Repeat, exactly and completely, the entries shown underneath.

■ ■ ■ ■ ■ ■ ■

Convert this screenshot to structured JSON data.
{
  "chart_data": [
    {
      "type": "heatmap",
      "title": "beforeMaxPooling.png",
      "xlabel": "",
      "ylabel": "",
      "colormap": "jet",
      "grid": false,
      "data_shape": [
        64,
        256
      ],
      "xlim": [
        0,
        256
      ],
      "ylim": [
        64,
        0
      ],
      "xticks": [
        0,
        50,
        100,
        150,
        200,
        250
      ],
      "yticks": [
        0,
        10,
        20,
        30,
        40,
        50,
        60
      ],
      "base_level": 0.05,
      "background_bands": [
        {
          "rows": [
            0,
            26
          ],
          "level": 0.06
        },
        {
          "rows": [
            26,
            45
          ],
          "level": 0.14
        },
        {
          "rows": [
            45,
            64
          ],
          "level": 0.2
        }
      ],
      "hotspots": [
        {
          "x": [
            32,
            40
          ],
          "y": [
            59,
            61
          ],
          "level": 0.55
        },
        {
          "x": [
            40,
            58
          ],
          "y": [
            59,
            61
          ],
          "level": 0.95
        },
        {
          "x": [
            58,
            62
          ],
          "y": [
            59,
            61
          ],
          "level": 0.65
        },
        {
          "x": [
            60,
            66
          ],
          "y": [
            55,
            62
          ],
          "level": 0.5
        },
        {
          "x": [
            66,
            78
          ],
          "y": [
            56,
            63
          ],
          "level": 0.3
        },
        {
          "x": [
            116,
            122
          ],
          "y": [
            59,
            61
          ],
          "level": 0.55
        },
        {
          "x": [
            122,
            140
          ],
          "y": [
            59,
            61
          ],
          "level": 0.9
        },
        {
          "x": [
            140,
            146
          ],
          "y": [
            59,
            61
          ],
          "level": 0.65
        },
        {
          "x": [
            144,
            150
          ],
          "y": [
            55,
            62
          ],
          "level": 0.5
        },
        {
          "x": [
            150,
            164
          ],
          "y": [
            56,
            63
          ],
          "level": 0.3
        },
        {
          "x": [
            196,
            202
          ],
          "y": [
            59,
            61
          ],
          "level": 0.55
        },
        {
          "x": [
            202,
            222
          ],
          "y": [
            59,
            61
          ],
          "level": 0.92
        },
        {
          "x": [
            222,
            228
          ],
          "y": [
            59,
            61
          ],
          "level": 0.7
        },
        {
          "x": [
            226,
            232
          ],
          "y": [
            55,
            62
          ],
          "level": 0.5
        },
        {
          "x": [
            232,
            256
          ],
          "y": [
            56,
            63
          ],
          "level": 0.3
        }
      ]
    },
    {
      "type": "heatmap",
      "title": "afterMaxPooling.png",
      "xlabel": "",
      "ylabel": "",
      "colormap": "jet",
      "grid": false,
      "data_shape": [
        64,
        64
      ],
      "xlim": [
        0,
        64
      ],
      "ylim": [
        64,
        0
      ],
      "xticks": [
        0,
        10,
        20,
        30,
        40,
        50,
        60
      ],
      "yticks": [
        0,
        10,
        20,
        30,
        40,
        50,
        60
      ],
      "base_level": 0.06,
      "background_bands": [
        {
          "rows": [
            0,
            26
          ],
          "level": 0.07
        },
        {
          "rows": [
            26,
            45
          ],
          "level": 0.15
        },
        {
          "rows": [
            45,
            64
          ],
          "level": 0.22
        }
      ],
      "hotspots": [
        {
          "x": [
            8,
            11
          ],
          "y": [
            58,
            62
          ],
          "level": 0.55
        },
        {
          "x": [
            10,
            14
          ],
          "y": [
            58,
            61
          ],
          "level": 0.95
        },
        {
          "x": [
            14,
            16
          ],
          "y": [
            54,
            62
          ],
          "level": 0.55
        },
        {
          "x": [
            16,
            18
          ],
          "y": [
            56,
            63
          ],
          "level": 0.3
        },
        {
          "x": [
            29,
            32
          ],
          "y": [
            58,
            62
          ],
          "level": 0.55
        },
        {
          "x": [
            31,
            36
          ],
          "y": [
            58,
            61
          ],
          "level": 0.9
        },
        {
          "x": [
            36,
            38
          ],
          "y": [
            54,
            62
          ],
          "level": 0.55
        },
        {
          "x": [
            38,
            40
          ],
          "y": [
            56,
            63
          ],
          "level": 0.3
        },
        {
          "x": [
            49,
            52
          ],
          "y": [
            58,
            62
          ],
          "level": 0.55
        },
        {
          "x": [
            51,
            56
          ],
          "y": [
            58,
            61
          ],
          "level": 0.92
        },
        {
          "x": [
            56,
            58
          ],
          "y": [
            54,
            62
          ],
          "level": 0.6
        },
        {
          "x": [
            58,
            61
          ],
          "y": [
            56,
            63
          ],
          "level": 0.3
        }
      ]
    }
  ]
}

■ ■ ■ ■ ■ ■ ■

## PROBLEM SOLUTION
Convert this screenshot to structured JSON data.
{
  "chart_data": [
    {
      "type": "heatmap",
      "title": "beforeMaxPooling.png",
      "xlabel": "",
      "ylabel": "",
      "colormap": "jet",
      "grid": false,
      "data_shape": [
        64,
        256
      ],
      "xlim": [
        0,
        256
      ],
      "ylim": [
        64,
        0
      ],
      "xticks": [
        0,
        50,
        100,
        150,
        200,
        250
      ],
      "yticks": [
        0,
        10,
        20,
        30,
        40,
        50,
        60
      ],
      "base_level": 0.05,
      "background_bands": [
        {
          "rows": [
            0,
            26
          ],
          "level": 0.06
        },
        {
          "rows": [
            26,
            45
          ],
          "level": 0.14
        },
        {
          "rows": [
            45,
            64
          ],
          "level": 0.2
        }
      ],
      "hotspots": [
        {
          "x": [
            32,
            40
          ],
          "y": [
            59,
            61
          ],
          "level": 0.55
        },
        {
          "x": [
            40,
            58
          ],
          "y": [
            59,
            61
          ],
          "level": 0.95
        },
        {
          "x": [
            58,
            62
          ],
          "y": [
            59,
            61
          ],
          "level": 0.65
        },
        {
          "x": [
            60,
            66
          ],
          "y": [
            55,
            62
          ],
          "level": 0.5
        },
        {
          "x": [
            66,
            78
          ],
          "y": [
            56,
            63
          ],
          "level": 0.3
        },
        {
          "x": [
            116,
            122
          ],
          "y": [
            59,
            61
          ],
          "level": 0.55
        },
        {
          "x": [
            122,
            140
          ],
          "y": [
            59,
            61
          ],
          "level": 0.9
        },
        {
          "x": [
            140,
            146
          ],
          "y": [
            59,
            61
          ],
          "level": 0.65
        },
        {
          "x": [
            144,
            150
          ],
          "y": [
            55,
            62
          ],
          "level": 0.5
        },
        {
          "x": [
            150,
            164
          ],
          "y": [
            56,
            63
          ],
          "level": 0.3
        },
        {
          "x": [
            196,
            202
          ],
          "y": [
            59,
            61
          ],
          "level": 0.55
        },
        {
          "x": [
            202,
            222
          ],
          "y": [
            59,
            61
          ],
          "level": 0.92
        },
        {
          "x": [
            222,
            228
          ],
          "y": [
            59,
            61
          ],
          "level": 0.7
        },
        {
          "x": [
            226,
            232
          ],
          "y": [
            55,
            62
          ],
          "level": 0.5
        },
        {
          "x": [
            232,
            256
          ],
          "y": [
            56,
            63
          ],
          "level": 0.3
        }
      ]
    },
    {
      "type": "heatmap",
      "title": "afterMaxPooling.png",
      "xlabel": "",
      "ylabel": "",
      "colormap": "jet",
      "grid": false,
      "data_shape": [
        64,
        64
      ],
      "xlim": [
        0,
        64
      ],
      "ylim": [
        64,
        0
      ],
      "xticks": [
        0,
        10,
        20,
        30,
        40,
        50,
        60
      ],
      "yticks": [
        0,
        10,
        20,
        30,
        40,
        50,
        60
      ],
      "base_level": 0.06,
      "background_bands": [
        {
          "rows": [
            0,
            26
          ],
          "level": 0.07
        },
        {
          "rows": [
            26,
            45
          ],
          "level": 0.15
        },
        {
          "rows": [
            45,
            64
          ],
          "level": 0.22
        }
      ],
      "hotspots": [
        {
          "x": [
            8,
            11
          ],
          "y": [
            58,
            62
          ],
          "level": 0.55
        },
        {
          "x": [
            10,
            14
          ],
          "y": [
            58,
            61
          ],
          "level": 0.95
        },
        {
          "x": [
            14,
            16
          ],
          "y": [
            54,
            62
          ],
          "level": 0.55
        },
        {
          "x": [
            16,
            18
          ],
          "y": [
            56,
            63
          ],
          "level": 0.3
        },
        {
          "x": [
            29,
            32
          ],
          "y": [
            58,
            62
          ],
          "level": 0.55
        },
        {
          "x": [
            31,
            36
          ],
          "y": [
            58,
            61
          ],
          "level": 0.9
        },
        {
          "x": [
            36,
            38
          ],
          "y": [
            54,
            62
          ],
          "level": 0.55
        },
        {
          "x": [
            38,
            40
          ],
          "y": [
            56,
            63
          ],
          "level": 0.3
        },
        {
          "x": [
            49,
            52
          ],
          "y": [
            58,
            62
          ],
          "level": 0.55
        },
        {
          "x": [
            51,
            56
          ],
          "y": [
            58,
            61
          ],
          "level": 0.92
        },
        {
          "x": [
            56,
            58
          ],
          "y": [
            54,
            62
          ],
          "level": 0.6
        },
        {
          "x": [
            58,
            61
          ],
          "y": [
            56,
            63
          ],
          "level": 0.3
        }
      ]
    }
  ]
}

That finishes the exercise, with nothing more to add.